(Saved entries)
********
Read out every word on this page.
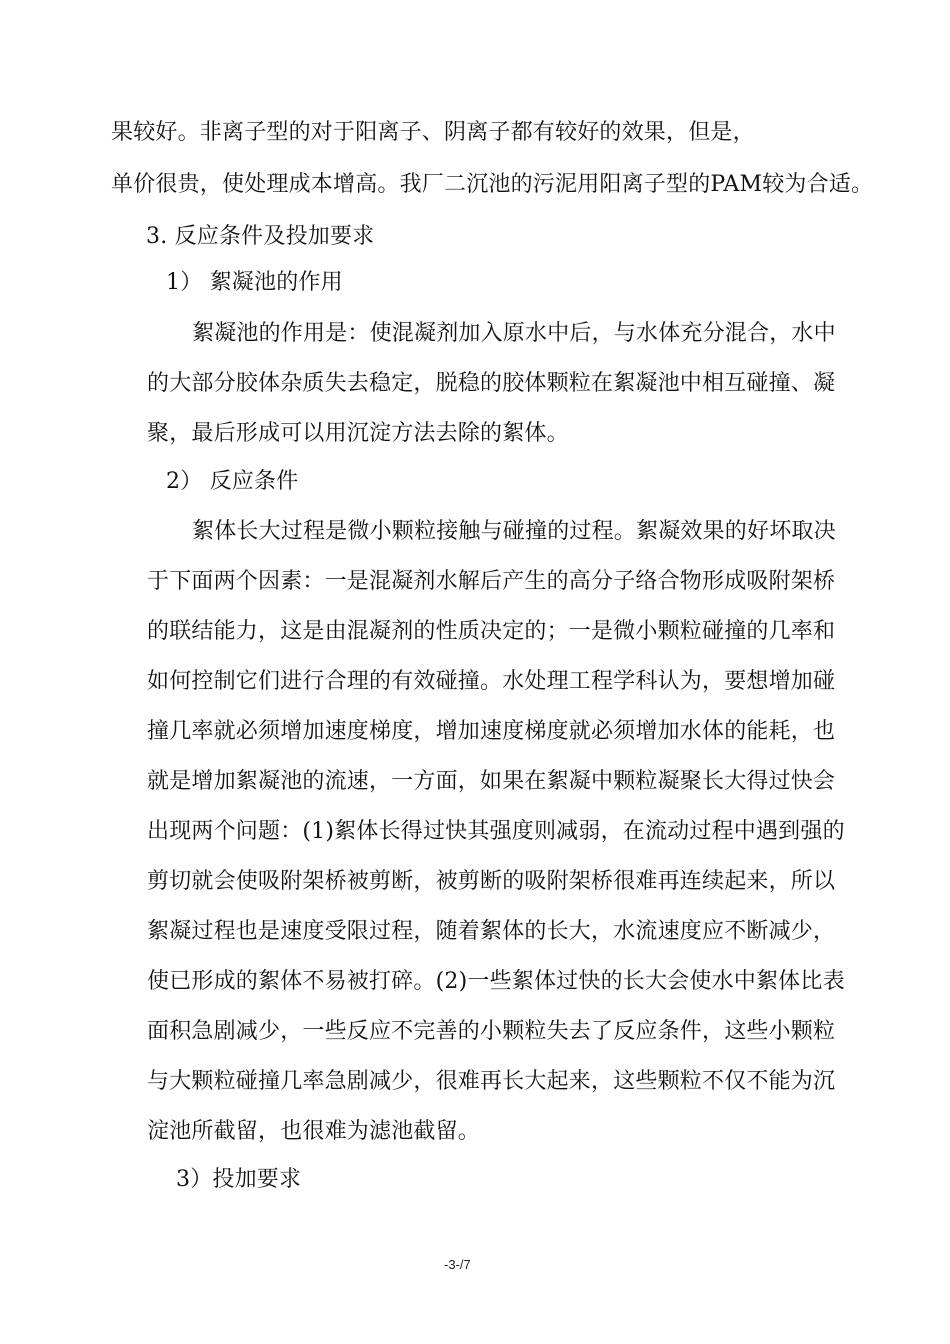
果较好。非离子型的对于阳离子、阴离子都有较好的效果，但是，
单价很贵，使处理成本增高。我厂二沉池的污泥用阳离子型的PAM较为合适。
3. 反应条件及投加要求
1） 絮凝池的作用
絮凝池的作用是：使混凝剂加入原水中后，与水体充分混合，水中
的大部分胶体杂质失去稳定，脱稳的胶体颗粒在絮凝池中相互碰撞、凝
聚，最后形成可以用沉淀方法去除的絮体。
2） 反应条件
絮体长大过程是微小颗粒接触与碰撞的过程。絮凝效果的好坏取决
于下面两个因素：一是混凝剂水解后产生的高分子络合物形成吸附架桥
的联结能力，这是由混凝剂的性质决定的；一是微小颗粒碰撞的几率和
如何控制它们进行合理的有效碰撞。水处理工程学科认为，要想增加碰
撞几率就必须增加速度梯度，增加速度梯度就必须增加水体的能耗，也
就是增加絮凝池的流速，一方面，如果在絮凝中颗粒凝聚长大得过快会
出现两个问题：(1)絮体长得过快其强度则减弱，在流动过程中遇到强的
剪切就会使吸附架桥被剪断，被剪断的吸附架桥很难再连续起来，所以
絮凝过程也是速度受限过程，随着絮体的长大，水流速度应不断减少，
使已形成的絮体不易被打碎。(2)一些絮体过快的长大会使水中絮体比表
面积急剧减少，一些反应不完善的小颗粒失去了反应条件，这些小颗粒
与大颗粒碰撞几率急剧减少，很难再长大起来，这些颗粒不仅不能为沉
淀池所截留，也很难为滤池截留。
3）投加要求
-3-/7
********
Task instructions:
Transcribe the records above exactly, omitting every picture they contain.

Response:
Read out every word on this page.
果较好。非离子型的对于阳离子、阴离子都有较好的效果，但是，
单价很贵，使处理成本增高。我厂二沉池的污泥用阳离子型的PAM较为合适。
3. 反应条件及投加要求
1） 絮凝池的作用
絮凝池的作用是：使混凝剂加入原水中后，与水体充分混合，水中
的大部分胶体杂质失去稳定，脱稳的胶体颗粒在絮凝池中相互碰撞、凝
聚，最后形成可以用沉淀方法去除的絮体。
2） 反应条件
絮体长大过程是微小颗粒接触与碰撞的过程。絮凝效果的好坏取决
于下面两个因素：一是混凝剂水解后产生的高分子络合物形成吸附架桥
的联结能力，这是由混凝剂的性质决定的；一是微小颗粒碰撞的几率和
如何控制它们进行合理的有效碰撞。水处理工程学科认为，要想增加碰
撞几率就必须增加速度梯度，增加速度梯度就必须增加水体的能耗，也
就是增加絮凝池的流速，一方面，如果在絮凝中颗粒凝聚长大得过快会
出现两个问题：(1)絮体长得过快其强度则减弱，在流动过程中遇到强的
剪切就会使吸附架桥被剪断，被剪断的吸附架桥很难再连续起来，所以
絮凝过程也是速度受限过程，随着絮体的长大，水流速度应不断减少，
使已形成的絮体不易被打碎。(2)一些絮体过快的长大会使水中絮体比表
面积急剧减少，一些反应不完善的小颗粒失去了反应条件，这些小颗粒
与大颗粒碰撞几率急剧减少，很难再长大起来，这些颗粒不仅不能为沉
淀池所截留，也很难为滤池截留。
3）投加要求
-3-/7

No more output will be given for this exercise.